**Data to use:**
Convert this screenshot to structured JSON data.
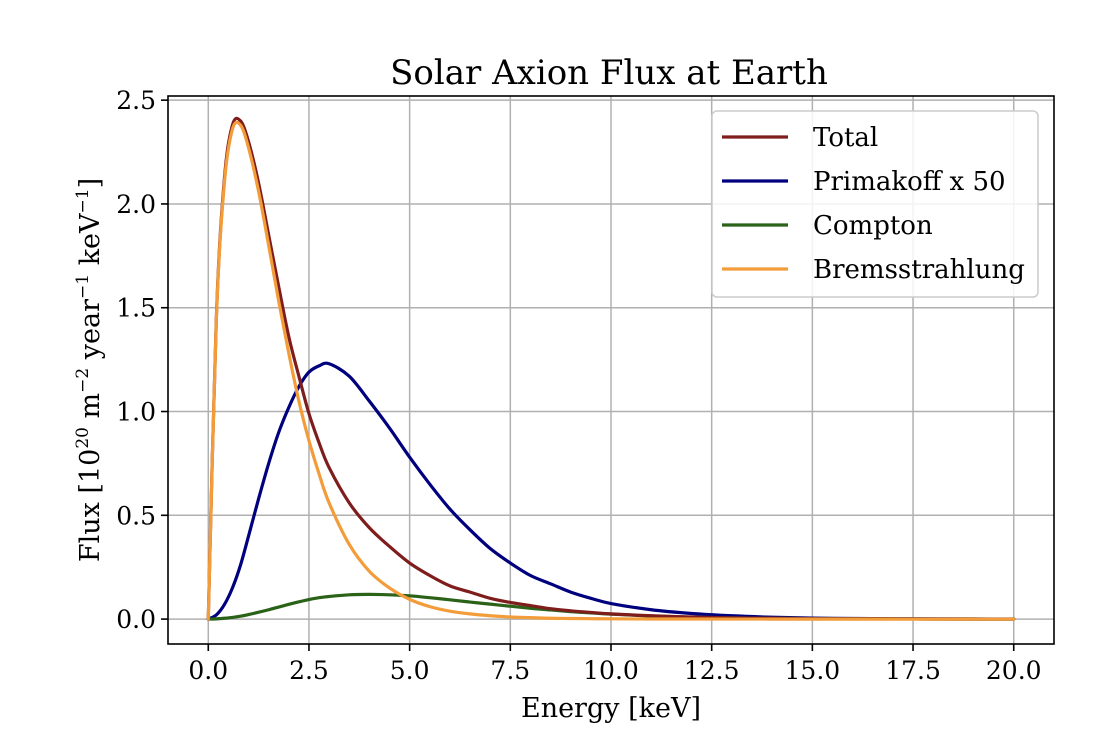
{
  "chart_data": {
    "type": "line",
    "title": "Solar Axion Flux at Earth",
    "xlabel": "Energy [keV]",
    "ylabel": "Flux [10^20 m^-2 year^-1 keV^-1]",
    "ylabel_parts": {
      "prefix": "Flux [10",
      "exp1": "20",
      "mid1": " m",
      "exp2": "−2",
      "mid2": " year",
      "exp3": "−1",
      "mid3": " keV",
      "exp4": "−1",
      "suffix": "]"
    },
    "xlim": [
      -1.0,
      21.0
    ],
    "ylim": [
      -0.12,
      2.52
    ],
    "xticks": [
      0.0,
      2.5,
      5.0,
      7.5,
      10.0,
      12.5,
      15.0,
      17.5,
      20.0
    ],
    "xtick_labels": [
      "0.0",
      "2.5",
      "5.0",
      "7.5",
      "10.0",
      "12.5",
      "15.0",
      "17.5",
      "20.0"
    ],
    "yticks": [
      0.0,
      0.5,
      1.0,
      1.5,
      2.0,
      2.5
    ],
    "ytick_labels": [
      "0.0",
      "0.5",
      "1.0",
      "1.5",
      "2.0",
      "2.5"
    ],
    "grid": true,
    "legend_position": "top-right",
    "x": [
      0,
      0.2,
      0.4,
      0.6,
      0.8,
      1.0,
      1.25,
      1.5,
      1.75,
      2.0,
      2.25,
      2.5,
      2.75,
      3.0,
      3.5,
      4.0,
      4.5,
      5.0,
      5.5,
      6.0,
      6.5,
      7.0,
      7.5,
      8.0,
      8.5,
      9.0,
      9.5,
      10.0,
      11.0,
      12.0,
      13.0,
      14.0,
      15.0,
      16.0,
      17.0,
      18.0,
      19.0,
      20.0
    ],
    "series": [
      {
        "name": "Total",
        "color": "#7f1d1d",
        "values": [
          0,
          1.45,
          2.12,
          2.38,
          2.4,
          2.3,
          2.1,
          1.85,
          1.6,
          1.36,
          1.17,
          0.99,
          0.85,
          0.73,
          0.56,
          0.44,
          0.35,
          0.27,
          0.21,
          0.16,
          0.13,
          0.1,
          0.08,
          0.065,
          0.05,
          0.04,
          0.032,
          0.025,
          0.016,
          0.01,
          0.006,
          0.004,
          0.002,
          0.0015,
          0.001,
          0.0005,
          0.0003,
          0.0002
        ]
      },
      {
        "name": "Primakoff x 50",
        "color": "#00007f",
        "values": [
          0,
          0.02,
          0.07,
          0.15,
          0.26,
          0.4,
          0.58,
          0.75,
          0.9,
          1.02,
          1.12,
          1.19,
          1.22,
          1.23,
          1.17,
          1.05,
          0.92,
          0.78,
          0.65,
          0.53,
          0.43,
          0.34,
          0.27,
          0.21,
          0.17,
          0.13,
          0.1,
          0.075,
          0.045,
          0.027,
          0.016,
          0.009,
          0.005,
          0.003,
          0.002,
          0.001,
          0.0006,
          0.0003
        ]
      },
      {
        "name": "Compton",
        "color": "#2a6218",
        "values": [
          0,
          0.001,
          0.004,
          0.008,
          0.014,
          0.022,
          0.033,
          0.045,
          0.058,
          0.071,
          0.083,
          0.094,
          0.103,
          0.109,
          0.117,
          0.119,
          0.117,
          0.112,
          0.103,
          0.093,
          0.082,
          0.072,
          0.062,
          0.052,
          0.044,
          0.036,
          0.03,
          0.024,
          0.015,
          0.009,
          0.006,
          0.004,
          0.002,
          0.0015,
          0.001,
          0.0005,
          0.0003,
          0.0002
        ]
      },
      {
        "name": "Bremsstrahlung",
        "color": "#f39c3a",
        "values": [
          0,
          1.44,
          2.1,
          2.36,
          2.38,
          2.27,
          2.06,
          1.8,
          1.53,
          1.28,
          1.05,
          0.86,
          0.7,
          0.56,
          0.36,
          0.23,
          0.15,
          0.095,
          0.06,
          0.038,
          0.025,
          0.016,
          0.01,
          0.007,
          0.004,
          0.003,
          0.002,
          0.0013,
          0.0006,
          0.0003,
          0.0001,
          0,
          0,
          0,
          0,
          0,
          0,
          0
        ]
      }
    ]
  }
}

**Exercise description:** Return all of the data exactly as written, and drop the pictures.

**Exercise answer:**
Convert this screenshot to structured JSON data.
{
  "chart_data": {
    "type": "line",
    "title": "Solar Axion Flux at Earth",
    "xlabel": "Energy [keV]",
    "ylabel": "Flux [10^20 m^-2 year^-1 keV^-1]",
    "ylabel_parts": {
      "prefix": "Flux [10",
      "exp1": "20",
      "mid1": " m",
      "exp2": "−2",
      "mid2": " year",
      "exp3": "−1",
      "mid3": " keV",
      "exp4": "−1",
      "suffix": "]"
    },
    "xlim": [
      -1.0,
      21.0
    ],
    "ylim": [
      -0.12,
      2.52
    ],
    "xticks": [
      0.0,
      2.5,
      5.0,
      7.5,
      10.0,
      12.5,
      15.0,
      17.5,
      20.0
    ],
    "xtick_labels": [
      "0.0",
      "2.5",
      "5.0",
      "7.5",
      "10.0",
      "12.5",
      "15.0",
      "17.5",
      "20.0"
    ],
    "yticks": [
      0.0,
      0.5,
      1.0,
      1.5,
      2.0,
      2.5
    ],
    "ytick_labels": [
      "0.0",
      "0.5",
      "1.0",
      "1.5",
      "2.0",
      "2.5"
    ],
    "grid": true,
    "legend_position": "top-right",
    "x": [
      0,
      0.2,
      0.4,
      0.6,
      0.8,
      1.0,
      1.25,
      1.5,
      1.75,
      2.0,
      2.25,
      2.5,
      2.75,
      3.0,
      3.5,
      4.0,
      4.5,
      5.0,
      5.5,
      6.0,
      6.5,
      7.0,
      7.5,
      8.0,
      8.5,
      9.0,
      9.5,
      10.0,
      11.0,
      12.0,
      13.0,
      14.0,
      15.0,
      16.0,
      17.0,
      18.0,
      19.0,
      20.0
    ],
    "series": [
      {
        "name": "Total",
        "color": "#7f1d1d",
        "values": [
          0,
          1.45,
          2.12,
          2.38,
          2.4,
          2.3,
          2.1,
          1.85,
          1.6,
          1.36,
          1.17,
          0.99,
          0.85,
          0.73,
          0.56,
          0.44,
          0.35,
          0.27,
          0.21,
          0.16,
          0.13,
          0.1,
          0.08,
          0.065,
          0.05,
          0.04,
          0.032,
          0.025,
          0.016,
          0.01,
          0.006,
          0.004,
          0.002,
          0.0015,
          0.001,
          0.0005,
          0.0003,
          0.0002
        ]
      },
      {
        "name": "Primakoff x 50",
        "color": "#00007f",
        "values": [
          0,
          0.02,
          0.07,
          0.15,
          0.26,
          0.4,
          0.58,
          0.75,
          0.9,
          1.02,
          1.12,
          1.19,
          1.22,
          1.23,
          1.17,
          1.05,
          0.92,
          0.78,
          0.65,
          0.53,
          0.43,
          0.34,
          0.27,
          0.21,
          0.17,
          0.13,
          0.1,
          0.075,
          0.045,
          0.027,
          0.016,
          0.009,
          0.005,
          0.003,
          0.002,
          0.001,
          0.0006,
          0.0003
        ]
      },
      {
        "name": "Compton",
        "color": "#2a6218",
        "values": [
          0,
          0.001,
          0.004,
          0.008,
          0.014,
          0.022,
          0.033,
          0.045,
          0.058,
          0.071,
          0.083,
          0.094,
          0.103,
          0.109,
          0.117,
          0.119,
          0.117,
          0.112,
          0.103,
          0.093,
          0.082,
          0.072,
          0.062,
          0.052,
          0.044,
          0.036,
          0.03,
          0.024,
          0.015,
          0.009,
          0.006,
          0.004,
          0.002,
          0.0015,
          0.001,
          0.0005,
          0.0003,
          0.0002
        ]
      },
      {
        "name": "Bremsstrahlung",
        "color": "#f39c3a",
        "values": [
          0,
          1.44,
          2.1,
          2.36,
          2.38,
          2.27,
          2.06,
          1.8,
          1.53,
          1.28,
          1.05,
          0.86,
          0.7,
          0.56,
          0.36,
          0.23,
          0.15,
          0.095,
          0.06,
          0.038,
          0.025,
          0.016,
          0.01,
          0.007,
          0.004,
          0.003,
          0.002,
          0.0013,
          0.0006,
          0.0003,
          0.0001,
          0,
          0,
          0,
          0,
          0,
          0,
          0
        ]
      }
    ]
  }
}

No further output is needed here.